* [Work to complete]
In the copy, include every entry exactly but none of the pictures.
━━━━━━
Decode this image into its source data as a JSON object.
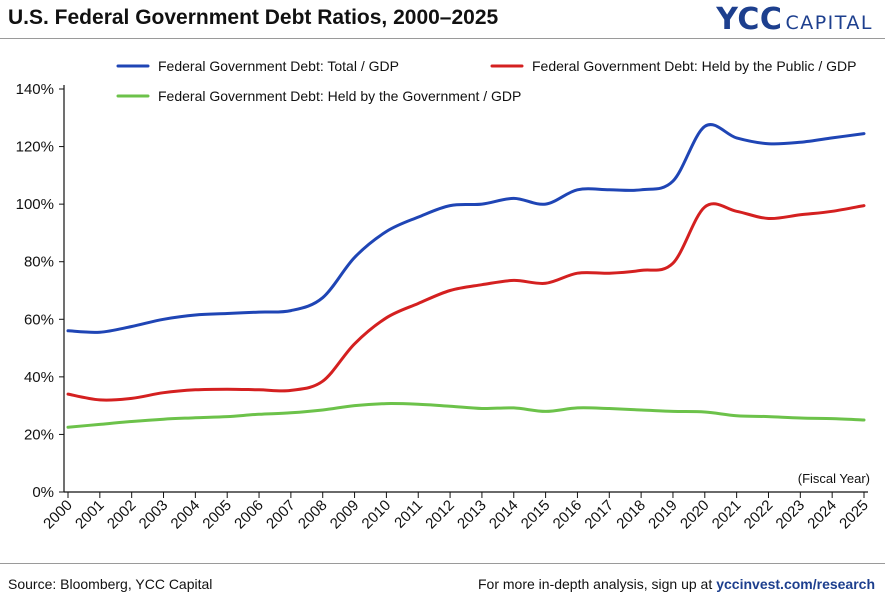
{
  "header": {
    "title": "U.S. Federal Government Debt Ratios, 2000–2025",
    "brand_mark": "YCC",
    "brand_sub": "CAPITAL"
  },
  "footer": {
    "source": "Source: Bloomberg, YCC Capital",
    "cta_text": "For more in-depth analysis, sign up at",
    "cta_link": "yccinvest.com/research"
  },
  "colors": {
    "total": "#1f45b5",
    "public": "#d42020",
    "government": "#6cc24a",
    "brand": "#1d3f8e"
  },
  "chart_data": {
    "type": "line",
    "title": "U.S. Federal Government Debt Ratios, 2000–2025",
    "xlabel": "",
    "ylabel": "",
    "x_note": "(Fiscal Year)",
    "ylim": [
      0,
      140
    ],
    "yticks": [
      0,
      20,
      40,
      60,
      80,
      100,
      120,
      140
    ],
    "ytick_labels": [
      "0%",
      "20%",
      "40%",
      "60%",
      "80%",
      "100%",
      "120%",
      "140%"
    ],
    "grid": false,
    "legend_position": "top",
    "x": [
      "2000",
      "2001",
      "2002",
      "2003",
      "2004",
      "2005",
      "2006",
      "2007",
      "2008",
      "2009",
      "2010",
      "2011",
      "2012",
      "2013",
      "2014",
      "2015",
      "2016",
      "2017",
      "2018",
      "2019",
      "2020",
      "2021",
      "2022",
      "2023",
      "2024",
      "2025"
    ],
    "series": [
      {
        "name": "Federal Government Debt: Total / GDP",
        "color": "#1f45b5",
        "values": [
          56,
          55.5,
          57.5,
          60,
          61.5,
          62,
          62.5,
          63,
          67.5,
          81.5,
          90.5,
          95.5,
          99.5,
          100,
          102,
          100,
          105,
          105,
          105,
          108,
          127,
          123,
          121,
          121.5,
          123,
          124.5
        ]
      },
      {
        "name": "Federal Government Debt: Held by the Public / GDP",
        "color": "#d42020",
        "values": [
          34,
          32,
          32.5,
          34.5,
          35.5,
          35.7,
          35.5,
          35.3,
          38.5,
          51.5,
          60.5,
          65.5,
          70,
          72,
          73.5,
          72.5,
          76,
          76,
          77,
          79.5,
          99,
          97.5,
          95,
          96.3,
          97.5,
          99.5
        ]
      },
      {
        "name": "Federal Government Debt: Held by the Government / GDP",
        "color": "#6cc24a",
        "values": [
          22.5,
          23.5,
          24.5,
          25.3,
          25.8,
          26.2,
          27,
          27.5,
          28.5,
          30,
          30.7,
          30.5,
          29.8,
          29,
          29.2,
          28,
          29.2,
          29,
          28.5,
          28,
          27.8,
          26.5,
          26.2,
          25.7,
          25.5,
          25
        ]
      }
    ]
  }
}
━━━━━━
* [Solution to the problem]
Decode this image into its source data as a JSON object.
{
  "header": {
    "title": "U.S. Federal Government Debt Ratios, 2000–2025",
    "brand_mark": "YCC",
    "brand_sub": "CAPITAL"
  },
  "footer": {
    "source": "Source: Bloomberg, YCC Capital",
    "cta_text": "For more in-depth analysis, sign up at",
    "cta_link": "yccinvest.com/research"
  },
  "colors": {
    "total": "#1f45b5",
    "public": "#d42020",
    "government": "#6cc24a",
    "brand": "#1d3f8e"
  },
  "chart_data": {
    "type": "line",
    "title": "U.S. Federal Government Debt Ratios, 2000–2025",
    "xlabel": "",
    "ylabel": "",
    "x_note": "(Fiscal Year)",
    "ylim": [
      0,
      140
    ],
    "yticks": [
      0,
      20,
      40,
      60,
      80,
      100,
      120,
      140
    ],
    "ytick_labels": [
      "0%",
      "20%",
      "40%",
      "60%",
      "80%",
      "100%",
      "120%",
      "140%"
    ],
    "grid": false,
    "legend_position": "top",
    "x": [
      "2000",
      "2001",
      "2002",
      "2003",
      "2004",
      "2005",
      "2006",
      "2007",
      "2008",
      "2009",
      "2010",
      "2011",
      "2012",
      "2013",
      "2014",
      "2015",
      "2016",
      "2017",
      "2018",
      "2019",
      "2020",
      "2021",
      "2022",
      "2023",
      "2024",
      "2025"
    ],
    "series": [
      {
        "name": "Federal Government Debt: Total / GDP",
        "color": "#1f45b5",
        "values": [
          56,
          55.5,
          57.5,
          60,
          61.5,
          62,
          62.5,
          63,
          67.5,
          81.5,
          90.5,
          95.5,
          99.5,
          100,
          102,
          100,
          105,
          105,
          105,
          108,
          127,
          123,
          121,
          121.5,
          123,
          124.5
        ]
      },
      {
        "name": "Federal Government Debt: Held by the Public / GDP",
        "color": "#d42020",
        "values": [
          34,
          32,
          32.5,
          34.5,
          35.5,
          35.7,
          35.5,
          35.3,
          38.5,
          51.5,
          60.5,
          65.5,
          70,
          72,
          73.5,
          72.5,
          76,
          76,
          77,
          79.5,
          99,
          97.5,
          95,
          96.3,
          97.5,
          99.5
        ]
      },
      {
        "name": "Federal Government Debt: Held by the Government / GDP",
        "color": "#6cc24a",
        "values": [
          22.5,
          23.5,
          24.5,
          25.3,
          25.8,
          26.2,
          27,
          27.5,
          28.5,
          30,
          30.7,
          30.5,
          29.8,
          29,
          29.2,
          28,
          29.2,
          29,
          28.5,
          28,
          27.8,
          26.5,
          26.2,
          25.7,
          25.5,
          25
        ]
      }
    ]
  }
}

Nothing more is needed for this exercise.